* Exercise task *
Can you update the stretch from the line containing "visibility-eye-icon[interactable]: [1226, 147, 1240, 164]" through the line containing "lock-icon[interactable]: [1202, 147, 1214, 164]" so that "interactable" becomes "clickable" and nothing else changes, and return only those lines of items?

========================

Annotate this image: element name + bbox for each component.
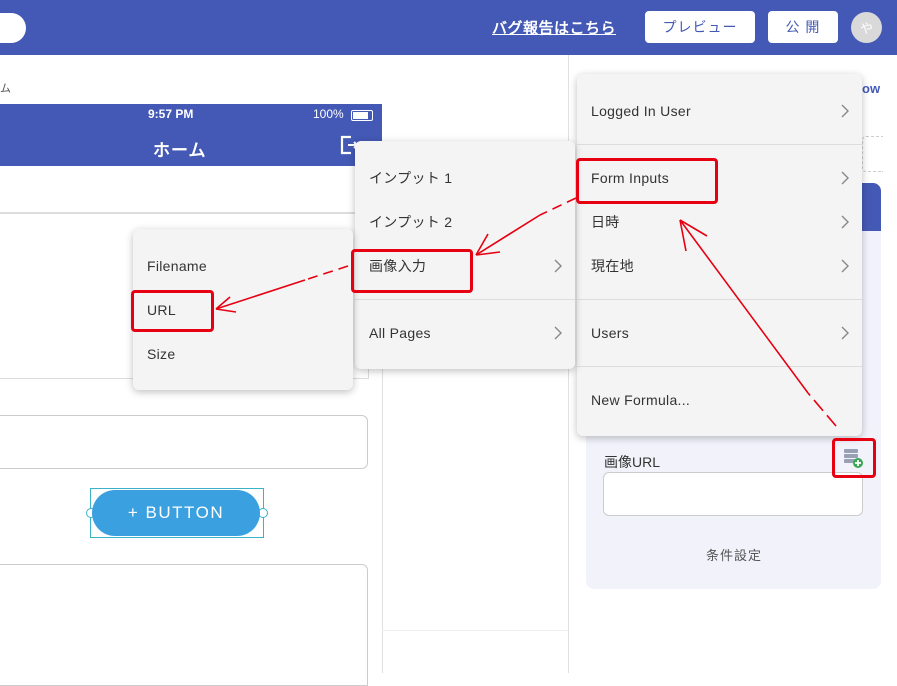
menu-item-label: インプット 1	[369, 170, 453, 186]
menu-item-datetime[interactable]: 日時	[577, 204, 862, 240]
highlight-image-input	[351, 249, 473, 293]
chevron-right-icon	[841, 171, 849, 185]
screen-title: ホーム	[153, 141, 207, 160]
phone-status-bar: 9:57 PM 100%	[0, 104, 382, 126]
menu-item-new-formula[interactable]: New Formula...	[577, 382, 862, 418]
chevron-right-icon	[554, 326, 562, 340]
add-button[interactable]: + BUTTON	[92, 490, 260, 536]
menu-item-label: 現在地	[591, 258, 634, 274]
chevron-right-icon	[554, 259, 562, 273]
preview-button[interactable]: プレビュー	[645, 11, 755, 43]
highlight-form-inputs	[576, 158, 718, 204]
menu-item-all-pages[interactable]: All Pages	[355, 315, 575, 351]
menu-item-logged-in-user[interactable]: Logged In User	[577, 93, 862, 129]
menu-separator	[577, 366, 862, 367]
menu-separator	[577, 299, 862, 300]
menu-item-input-2[interactable]: インプット 2	[355, 204, 575, 240]
canvas-label: ム	[0, 83, 11, 95]
menu-item-label: Users	[591, 325, 630, 341]
menu-item-label: 日時	[591, 214, 620, 230]
menu-separator	[355, 299, 575, 300]
tab-label[interactable]: ow	[862, 81, 880, 96]
image-url-input[interactable]	[603, 472, 863, 516]
avatar[interactable]: や	[851, 12, 882, 43]
image-url-label: 画像URL	[604, 454, 661, 470]
chevron-right-icon	[841, 326, 849, 340]
publish-button[interactable]: 公 開	[768, 11, 838, 43]
menu-separator	[577, 144, 862, 145]
chevron-right-icon	[841, 104, 849, 118]
text-input-field[interactable]	[0, 415, 368, 469]
menu-item-size[interactable]: Size	[133, 336, 353, 372]
menu-item-label: Size	[147, 346, 176, 362]
battery-icon	[351, 110, 373, 121]
chevron-right-icon	[841, 215, 849, 229]
menu-item-filename[interactable]: Filename	[133, 248, 353, 284]
data-source-menu: Logged In User Form Inputs 日時 現在地 Users …	[577, 74, 862, 436]
panel-field[interactable]	[862, 136, 883, 172]
condition-settings-link[interactable]: 条件設定	[706, 545, 762, 564]
menu-item-label: インプット 2	[369, 214, 453, 230]
phone-header: ホーム	[0, 126, 382, 166]
highlight-database-icon	[832, 438, 876, 478]
textarea-field[interactable]	[0, 564, 368, 686]
status-time: 9:57 PM	[148, 107, 194, 121]
menu-item-input-1[interactable]: インプット 1	[355, 160, 575, 196]
bug-report-link[interactable]: バグ報告はこちら	[492, 17, 616, 38]
chevron-right-icon	[841, 259, 849, 273]
search-input[interactable]	[0, 13, 26, 43]
menu-item-label: New Formula...	[591, 392, 691, 408]
menu-item-users[interactable]: Users	[577, 315, 862, 351]
status-battery: 100%	[313, 107, 344, 121]
menu-item-label: Filename	[147, 258, 207, 274]
menu-item-label: Logged In User	[591, 103, 691, 119]
highlight-url	[131, 290, 214, 332]
divider	[382, 630, 569, 631]
menu-item-label: All Pages	[369, 325, 431, 341]
top-bar: バグ報告はこちら プレビュー 公 開 や	[0, 0, 897, 55]
menu-item-current-location[interactable]: 現在地	[577, 248, 862, 284]
properties-panel-header	[860, 183, 881, 231]
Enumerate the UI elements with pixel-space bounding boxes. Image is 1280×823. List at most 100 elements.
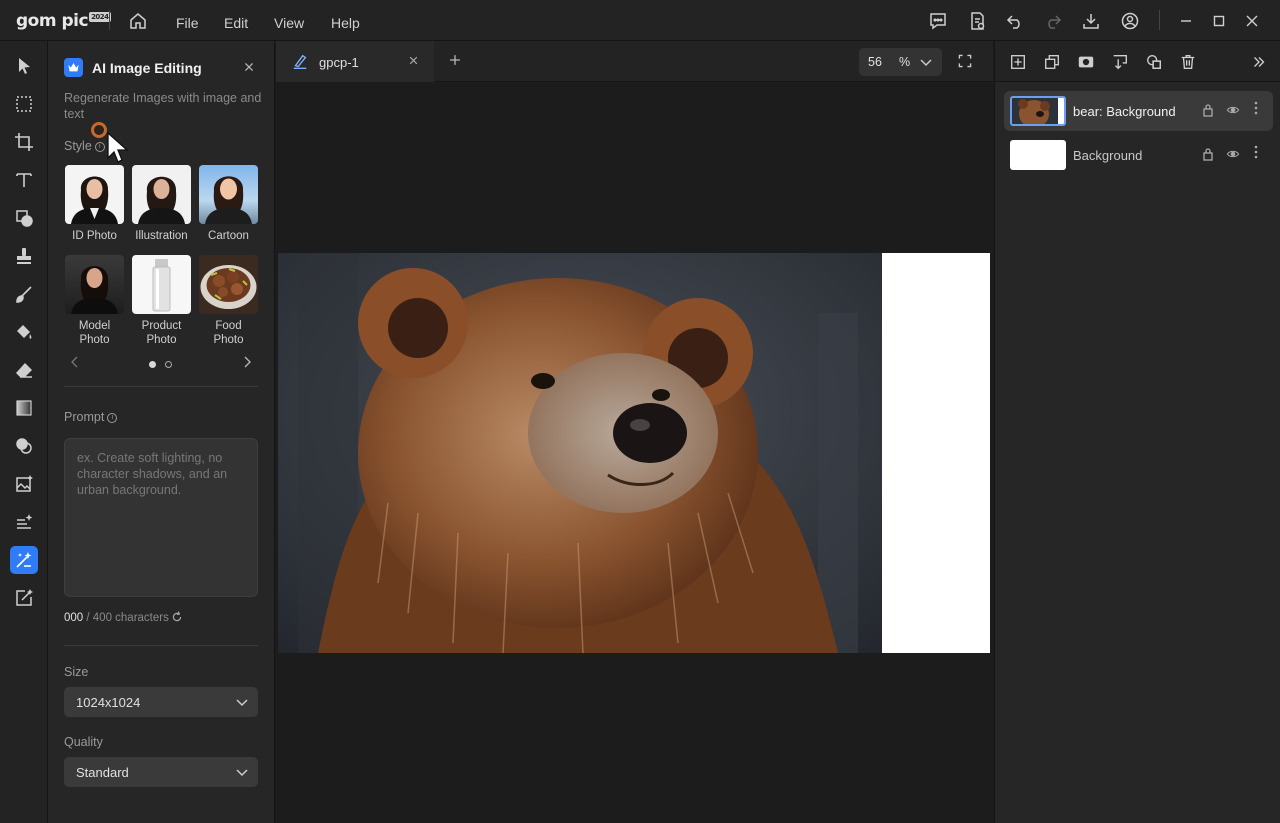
visibility-eye-icon[interactable]: [1226, 147, 1240, 164]
layer-mask-icon[interactable]: [1076, 52, 1096, 72]
food-photo-thumbnail: [199, 255, 258, 314]
visibility-eye-icon[interactable]: [1226, 103, 1240, 120]
style-card-id-photo[interactable]: ID Photo: [65, 165, 124, 243]
minimize-icon[interactable]: [1175, 10, 1197, 32]
layer-effects-icon[interactable]: [1144, 52, 1164, 72]
ai-image-editing-tool-icon[interactable]: [10, 546, 38, 574]
eraser-tool-icon[interactable]: [10, 356, 38, 384]
carousel-dot[interactable]: [165, 361, 172, 368]
size-select[interactable]: 1024x1024: [64, 687, 258, 717]
fit-screen-icon[interactable]: [957, 53, 973, 72]
undo-icon[interactable]: [1004, 10, 1026, 32]
account-icon[interactable]: [1119, 10, 1141, 32]
bear-photo[interactable]: [278, 253, 882, 653]
style-card-illustration[interactable]: Illustration: [132, 165, 191, 243]
menu-file[interactable]: File: [176, 15, 199, 31]
lock-icon[interactable]: [1202, 103, 1214, 120]
more-options-icon[interactable]: [1254, 145, 1258, 162]
marquee-tool-icon[interactable]: [10, 90, 38, 118]
size-value: 1024x1024: [76, 695, 141, 710]
prompt-input[interactable]: [77, 450, 249, 590]
blend-tool-icon[interactable]: [10, 432, 38, 460]
canvas-area[interactable]: [276, 82, 993, 823]
add-tab-icon[interactable]: [448, 51, 462, 72]
divider: [109, 10, 110, 30]
size-label: Size: [64, 665, 89, 679]
merge-down-icon[interactable]: [1110, 52, 1130, 72]
style-card-cartoon[interactable]: Cartoon: [199, 165, 258, 243]
zoom-unit: %: [899, 55, 911, 69]
maximize-icon[interactable]: [1208, 10, 1230, 32]
close-window-icon[interactable]: [1241, 10, 1263, 32]
home-icon[interactable]: [127, 10, 149, 32]
style-card-food-photo[interactable]: Food Photo: [199, 255, 258, 347]
document-settings-icon[interactable]: [966, 10, 988, 32]
zoom-control[interactable]: 56 %: [859, 48, 942, 76]
crown-icon: [64, 58, 83, 77]
info-icon[interactable]: i: [107, 413, 118, 423]
layer-thumbnail: [1010, 96, 1066, 126]
lock-icon[interactable]: [1202, 147, 1214, 164]
gradient-tool-icon[interactable]: [10, 394, 38, 422]
panel-title: AI Image Editing: [92, 60, 202, 76]
add-layer-icon[interactable]: [1008, 52, 1028, 72]
download-icon[interactable]: [1080, 10, 1102, 32]
collapse-panel-icon[interactable]: [1249, 52, 1269, 72]
feedback-icon[interactable]: [927, 10, 949, 32]
style-name: Model Photo: [78, 320, 111, 346]
style-name: Product Photo: [141, 320, 182, 346]
menu-edit[interactable]: Edit: [224, 15, 248, 31]
style-card-product-photo[interactable]: Product Photo: [132, 255, 191, 347]
product-photo-thumbnail: [132, 255, 191, 314]
artboard[interactable]: [278, 253, 990, 653]
carousel-dot-active[interactable]: [149, 361, 156, 368]
layer-thumbnail: [1010, 140, 1066, 170]
model-photo-thumbnail: [65, 255, 124, 314]
brush-tool-icon[interactable]: [10, 280, 38, 308]
text-tool-icon[interactable]: [10, 166, 38, 194]
more-options-icon[interactable]: [1254, 101, 1258, 118]
app-logo: gom pic 2024: [16, 11, 111, 31]
title-bar: gom pic 2024 File Edit View Help: [0, 0, 1280, 41]
style-name: Illustration: [135, 230, 188, 242]
close-tab-icon[interactable]: [408, 53, 419, 69]
shape-tool-icon[interactable]: [10, 204, 38, 232]
menu-help[interactable]: Help: [331, 15, 360, 31]
close-panel-icon[interactable]: [240, 58, 258, 76]
quality-select[interactable]: Standard: [64, 757, 258, 787]
stamp-tool-icon[interactable]: [10, 242, 38, 270]
document-tab[interactable]: gpcp-1: [276, 41, 434, 82]
cartoon-thumbnail: [199, 165, 258, 224]
redo-icon[interactable]: [1042, 10, 1064, 32]
layer-row[interactable]: Background: [1004, 135, 1273, 175]
chevron-down-icon[interactable]: [919, 55, 933, 72]
char-count-value: 000: [64, 612, 84, 624]
layers-panel: bear: Background Background: [994, 82, 1280, 823]
select-tool-icon[interactable]: [10, 52, 38, 80]
ai-text-tool-icon[interactable]: [10, 508, 38, 536]
carousel-next-icon[interactable]: [242, 355, 252, 373]
layers-toolbar: [994, 41, 1280, 82]
chevron-down-icon: [235, 695, 249, 709]
menu-view[interactable]: View: [274, 15, 304, 31]
delete-layer-icon[interactable]: [1178, 52, 1198, 72]
carousel-prev-icon[interactable]: [70, 355, 80, 373]
quality-value: Standard: [76, 765, 129, 780]
info-icon[interactable]: i: [94, 142, 105, 152]
mouse-cursor-icon: [107, 131, 131, 167]
prompt-label: Prompt i: [64, 410, 118, 424]
layer-name: bear: Background: [1073, 104, 1176, 119]
click-indicator: [91, 122, 107, 138]
refresh-icon[interactable]: [171, 611, 183, 626]
fill-tool-icon[interactable]: [10, 318, 38, 346]
style-card-model-photo[interactable]: Model Photo: [65, 255, 124, 347]
tool-rail: [0, 41, 48, 823]
ai-image-tool-icon[interactable]: [10, 470, 38, 498]
chevron-down-icon: [235, 765, 249, 779]
layer-row[interactable]: bear: Background: [1004, 91, 1273, 131]
zoom-value[interactable]: 56: [868, 55, 882, 69]
crop-tool-icon[interactable]: [10, 128, 38, 156]
duplicate-layer-icon[interactable]: [1042, 52, 1062, 72]
export-ai-tool-icon[interactable]: [10, 584, 38, 612]
logo-text: gom pic: [16, 11, 89, 31]
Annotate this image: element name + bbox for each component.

========================

* Result below *
visibility-eye-icon[clickable]: [1226, 147, 1240, 164]
layer-mask-icon[clickable]: [1076, 52, 1096, 72]
food-photo-thumbnail: [199, 255, 258, 314]
visibility-eye-icon[clickable]: [1226, 103, 1240, 120]
style-card-id-photo[clickable]: ID Photo: [65, 165, 124, 243]
minimize-icon[clickable]: [1175, 10, 1197, 32]
layer-effects-icon[clickable]: [1144, 52, 1164, 72]
ai-image-editing-tool-icon[clickable]: [10, 546, 38, 574]
eraser-tool-icon[clickable]: [10, 356, 38, 384]
carousel-dot[clickable]: [165, 361, 172, 368]
size-select[clickable]: 1024x1024: [64, 687, 258, 717]
fit-screen-icon[clickable]: [957, 53, 973, 72]
undo-icon[clickable]: [1004, 10, 1026, 32]
account-icon[clickable]: [1119, 10, 1141, 32]
bear-photo[clickable]: [278, 253, 882, 653]
style-card-illustration[clickable]: Illustration: [132, 165, 191, 243]
menu-file[clickable]: File: [176, 15, 199, 31]
lock-icon[clickable]: [1202, 103, 1214, 120]
more-options-icon[clickable]: [1254, 145, 1258, 162]
marquee-tool-icon[clickable]: [10, 90, 38, 118]
size-value: 1024x1024: [76, 695, 141, 710]
prompt-input[clickable]: [77, 450, 249, 590]
blend-tool-icon[clickable]: [10, 432, 38, 460]
canvas-area[clickable]: [276, 82, 993, 823]
add-tab-icon[clickable]: [448, 51, 462, 72]
divider: [109, 10, 110, 30]
size-label: Size: [64, 665, 89, 679]
merge-down-icon[clickable]: [1110, 52, 1130, 72]
style-card-cartoon[clickable]: Cartoon: [199, 165, 258, 243]
zoom-unit: %: [899, 55, 911, 69]
maximize-icon[clickable]: [1208, 10, 1230, 32]
close-window-icon[clickable]: [1241, 10, 1263, 32]
home-icon[clickable]: [127, 10, 149, 32]
style-card-food-photo[clickable]: Food Photo: [199, 255, 258, 347]
document-settings-icon[clickable]: [966, 10, 988, 32]
zoom-control[clickable]: 56 %: [859, 48, 942, 76]
crown-icon: [64, 58, 83, 77]
info-icon[clickable]: i: [107, 413, 118, 423]
layer-thumbnail: [1010, 96, 1066, 126]
lock-icon[clickable]: [1202, 147, 1214, 164]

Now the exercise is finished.